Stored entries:
↓↓↓

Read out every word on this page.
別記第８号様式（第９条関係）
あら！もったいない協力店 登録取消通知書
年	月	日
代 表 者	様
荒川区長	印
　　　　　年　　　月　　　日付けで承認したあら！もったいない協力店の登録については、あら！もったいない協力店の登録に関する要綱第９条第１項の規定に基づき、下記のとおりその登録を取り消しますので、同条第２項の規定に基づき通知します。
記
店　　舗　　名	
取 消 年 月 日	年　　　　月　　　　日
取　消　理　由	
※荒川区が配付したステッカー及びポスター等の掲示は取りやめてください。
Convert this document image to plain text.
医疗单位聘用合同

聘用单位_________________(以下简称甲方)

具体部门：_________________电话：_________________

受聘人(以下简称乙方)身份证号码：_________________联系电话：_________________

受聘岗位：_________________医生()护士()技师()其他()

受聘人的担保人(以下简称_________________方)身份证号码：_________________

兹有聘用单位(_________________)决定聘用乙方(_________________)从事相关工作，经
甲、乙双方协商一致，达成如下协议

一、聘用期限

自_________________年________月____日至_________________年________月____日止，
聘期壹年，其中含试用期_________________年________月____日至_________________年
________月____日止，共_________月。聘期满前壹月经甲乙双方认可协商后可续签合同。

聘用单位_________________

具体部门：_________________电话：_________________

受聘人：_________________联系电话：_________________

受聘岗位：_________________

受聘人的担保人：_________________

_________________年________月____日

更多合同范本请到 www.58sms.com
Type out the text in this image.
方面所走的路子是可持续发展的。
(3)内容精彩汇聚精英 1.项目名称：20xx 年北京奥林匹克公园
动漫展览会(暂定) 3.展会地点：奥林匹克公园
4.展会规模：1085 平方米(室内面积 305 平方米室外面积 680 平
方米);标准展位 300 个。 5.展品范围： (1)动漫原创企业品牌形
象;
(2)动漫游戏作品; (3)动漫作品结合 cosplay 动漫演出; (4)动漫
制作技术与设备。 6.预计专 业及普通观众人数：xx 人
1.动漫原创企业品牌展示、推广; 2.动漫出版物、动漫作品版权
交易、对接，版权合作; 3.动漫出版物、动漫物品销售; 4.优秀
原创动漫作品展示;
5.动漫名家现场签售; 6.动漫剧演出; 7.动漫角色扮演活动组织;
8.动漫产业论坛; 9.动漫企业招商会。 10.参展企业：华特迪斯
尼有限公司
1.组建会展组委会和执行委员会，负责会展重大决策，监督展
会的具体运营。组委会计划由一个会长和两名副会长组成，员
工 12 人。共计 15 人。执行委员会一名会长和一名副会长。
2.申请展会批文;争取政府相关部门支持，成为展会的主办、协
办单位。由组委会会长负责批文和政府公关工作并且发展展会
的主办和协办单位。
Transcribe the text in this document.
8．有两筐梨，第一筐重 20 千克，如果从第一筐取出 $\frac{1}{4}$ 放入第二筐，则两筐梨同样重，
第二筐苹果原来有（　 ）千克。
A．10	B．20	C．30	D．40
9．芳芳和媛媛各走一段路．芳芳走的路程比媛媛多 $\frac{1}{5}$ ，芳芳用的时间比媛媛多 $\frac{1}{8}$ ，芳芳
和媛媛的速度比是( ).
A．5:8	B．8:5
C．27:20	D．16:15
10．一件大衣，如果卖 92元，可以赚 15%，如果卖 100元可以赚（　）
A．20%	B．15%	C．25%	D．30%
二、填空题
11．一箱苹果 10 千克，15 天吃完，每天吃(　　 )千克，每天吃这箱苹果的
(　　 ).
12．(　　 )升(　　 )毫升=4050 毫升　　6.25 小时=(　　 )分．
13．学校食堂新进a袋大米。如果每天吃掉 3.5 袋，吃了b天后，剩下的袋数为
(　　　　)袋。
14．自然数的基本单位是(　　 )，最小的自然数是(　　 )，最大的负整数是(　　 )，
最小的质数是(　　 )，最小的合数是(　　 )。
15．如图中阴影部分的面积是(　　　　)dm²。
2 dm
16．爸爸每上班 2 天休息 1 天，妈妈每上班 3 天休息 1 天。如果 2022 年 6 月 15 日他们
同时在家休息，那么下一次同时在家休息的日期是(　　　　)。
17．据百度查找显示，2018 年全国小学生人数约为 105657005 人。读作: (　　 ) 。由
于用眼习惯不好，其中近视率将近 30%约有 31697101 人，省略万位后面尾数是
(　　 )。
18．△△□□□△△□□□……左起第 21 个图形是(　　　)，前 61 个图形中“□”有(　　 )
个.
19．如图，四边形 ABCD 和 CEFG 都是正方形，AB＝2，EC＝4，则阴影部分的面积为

↑↑↑

=== Exercise task ===
Reproduce the complete data exactly as presented above.

=== Task output ===
Read out every word on this page.
別記第８号様式（第９条関係）
あら！もったいない協力店 登録取消通知書
年	月	日
代 表 者	様
荒川区長	印
　　　　　年　　　月　　　日付けで承認したあら！もったいない協力店の登録については、あら！もったいない協力店の登録に関する要綱第９条第１項の規定に基づき、下記のとおりその登録を取り消しますので、同条第２項の規定に基づき通知します。
記
店　　舗　　名	
取 消 年 月 日	年　　　　月　　　　日
取　消　理　由	
※荒川区が配付したステッカー及びポスター等の掲示は取りやめてください。
Convert this document image to plain text.
医疗单位聘用合同

聘用单位_________________(以下简称甲方)

具体部门：_________________电话：_________________

受聘人(以下简称乙方)身份证号码：_________________联系电话：_________________

受聘岗位：_________________医生()护士()技师()其他()

受聘人的担保人(以下简称_________________方)身份证号码：_________________

兹有聘用单位(_________________)决定聘用乙方(_________________)从事相关工作，经
甲、乙双方协商一致，达成如下协议

一、聘用期限

自_________________年________月____日至_________________年________月____日止，
聘期壹年，其中含试用期_________________年________月____日至_________________年
________月____日止，共_________月。聘期满前壹月经甲乙双方认可协商后可续签合同。

聘用单位_________________

具体部门：_________________电话：_________________

受聘人：_________________联系电话：_________________

受聘岗位：_________________

受聘人的担保人：_________________

_________________年________月____日

更多合同范本请到 www.58sms.com
Type out the text in this image.
方面所走的路子是可持续发展的。
(3)内容精彩汇聚精英 1.项目名称：20xx 年北京奥林匹克公园
动漫展览会(暂定) 3.展会地点：奥林匹克公园
4.展会规模：1085 平方米(室内面积 305 平方米室外面积 680 平
方米);标准展位 300 个。 5.展品范围： (1)动漫原创企业品牌形
象;
(2)动漫游戏作品; (3)动漫作品结合 cosplay 动漫演出; (4)动漫
制作技术与设备。 6.预计专 业及普通观众人数：xx 人
1.动漫原创企业品牌展示、推广; 2.动漫出版物、动漫作品版权
交易、对接，版权合作; 3.动漫出版物、动漫物品销售; 4.优秀
原创动漫作品展示;
5.动漫名家现场签售; 6.动漫剧演出; 7.动漫角色扮演活动组织;
8.动漫产业论坛; 9.动漫企业招商会。 10.参展企业：华特迪斯
尼有限公司
1.组建会展组委会和执行委员会，负责会展重大决策，监督展
会的具体运营。组委会计划由一个会长和两名副会长组成，员
工 12 人。共计 15 人。执行委员会一名会长和一名副会长。
2.申请展会批文;争取政府相关部门支持，成为展会的主办、协
办单位。由组委会会长负责批文和政府公关工作并且发展展会
的主办和协办单位。
Transcribe the text in this document.
8．有两筐梨，第一筐重 20 千克，如果从第一筐取出 $\frac{1}{4}$ 放入第二筐，则两筐梨同样重，
第二筐苹果原来有（　 ）千克。
A．10	B．20	C．30	D．40
9．芳芳和媛媛各走一段路．芳芳走的路程比媛媛多 $\frac{1}{5}$ ，芳芳用的时间比媛媛多 $\frac{1}{8}$ ，芳芳
和媛媛的速度比是( ).
A．5:8	B．8:5
C．27:20	D．16:15
10．一件大衣，如果卖 92元，可以赚 15%，如果卖 100元可以赚（　）
A．20%	B．15%	C．25%	D．30%
二、填空题
11．一箱苹果 10 千克，15 天吃完，每天吃(　　 )千克，每天吃这箱苹果的
(　　 ).
12．(　　 )升(　　 )毫升=4050 毫升　　6.25 小时=(　　 )分．
13．学校食堂新进a袋大米。如果每天吃掉 3.5 袋，吃了b天后，剩下的袋数为
(　　　　)袋。
14．自然数的基本单位是(　　 )，最小的自然数是(　　 )，最大的负整数是(　　 )，
最小的质数是(　　 )，最小的合数是(　　 )。
15．如图中阴影部分的面积是(　　　　)dm²。
2 dm
16．爸爸每上班 2 天休息 1 天，妈妈每上班 3 天休息 1 天。如果 2022 年 6 月 15 日他们
同时在家休息，那么下一次同时在家休息的日期是(　　　　)。
17．据百度查找显示，2018 年全国小学生人数约为 105657005 人。读作: (　　 ) 。由
于用眼习惯不好，其中近视率将近 30%约有 31697101 人，省略万位后面尾数是
(　　 )。
18．△△□□□△△□□□……左起第 21 个图形是(　　　)，前 61 个图形中“□”有(　　 )
个.
19．如图，四边形 ABCD 和 CEFG 都是正方形，AB＝2，EC＝4，则阴影部分的面积为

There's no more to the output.